# [Information supplied]
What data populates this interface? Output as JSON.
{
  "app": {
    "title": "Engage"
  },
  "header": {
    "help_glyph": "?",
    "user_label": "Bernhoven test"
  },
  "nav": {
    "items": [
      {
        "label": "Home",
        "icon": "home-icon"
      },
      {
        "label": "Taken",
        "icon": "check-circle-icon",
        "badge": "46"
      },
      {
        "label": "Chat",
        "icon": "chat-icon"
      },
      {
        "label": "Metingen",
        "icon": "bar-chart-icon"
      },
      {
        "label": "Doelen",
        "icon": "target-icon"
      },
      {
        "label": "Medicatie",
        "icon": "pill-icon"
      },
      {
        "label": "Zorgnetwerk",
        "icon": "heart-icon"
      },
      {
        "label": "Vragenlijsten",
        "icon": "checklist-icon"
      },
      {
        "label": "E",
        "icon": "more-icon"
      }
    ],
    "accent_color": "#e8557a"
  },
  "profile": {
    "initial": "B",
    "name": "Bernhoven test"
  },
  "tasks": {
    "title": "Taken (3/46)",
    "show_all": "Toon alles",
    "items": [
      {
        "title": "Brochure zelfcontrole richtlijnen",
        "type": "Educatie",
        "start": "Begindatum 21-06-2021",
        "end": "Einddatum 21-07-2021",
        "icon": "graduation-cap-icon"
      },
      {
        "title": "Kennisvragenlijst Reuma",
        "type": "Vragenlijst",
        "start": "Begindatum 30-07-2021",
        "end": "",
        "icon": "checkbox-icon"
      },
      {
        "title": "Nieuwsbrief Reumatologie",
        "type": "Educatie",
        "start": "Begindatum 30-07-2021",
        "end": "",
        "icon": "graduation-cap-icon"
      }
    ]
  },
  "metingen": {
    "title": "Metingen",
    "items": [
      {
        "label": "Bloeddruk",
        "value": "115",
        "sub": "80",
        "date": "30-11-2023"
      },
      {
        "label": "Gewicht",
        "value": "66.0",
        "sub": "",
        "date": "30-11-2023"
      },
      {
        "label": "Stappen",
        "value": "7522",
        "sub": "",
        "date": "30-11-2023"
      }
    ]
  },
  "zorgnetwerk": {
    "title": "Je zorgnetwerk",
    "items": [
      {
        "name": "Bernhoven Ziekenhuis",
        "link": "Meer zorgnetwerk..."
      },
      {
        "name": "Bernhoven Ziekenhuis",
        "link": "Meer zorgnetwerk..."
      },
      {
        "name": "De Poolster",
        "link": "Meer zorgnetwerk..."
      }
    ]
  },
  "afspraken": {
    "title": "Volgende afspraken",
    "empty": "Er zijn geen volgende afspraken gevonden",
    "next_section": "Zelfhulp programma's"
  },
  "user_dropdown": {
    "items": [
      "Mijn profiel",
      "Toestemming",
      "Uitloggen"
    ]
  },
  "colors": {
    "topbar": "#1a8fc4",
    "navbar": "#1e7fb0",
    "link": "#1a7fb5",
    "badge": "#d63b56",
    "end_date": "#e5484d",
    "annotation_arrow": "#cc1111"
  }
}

# [Given instruction]
Pick out lines containing the word "icon", each one as written.

# [Task result]
        "icon": "home-icon"
        "icon": "check-circle-icon",
        "icon": "chat-icon"
        "icon": "bar-chart-icon"
        "icon": "target-icon"
        "icon": "pill-icon"
        "icon": "heart-icon"
        "icon": "checklist-icon"
        "icon": "more-icon"
        "icon": "graduation-cap-icon"
        "icon": "checkbox-icon"
        "icon": "graduation-cap-icon"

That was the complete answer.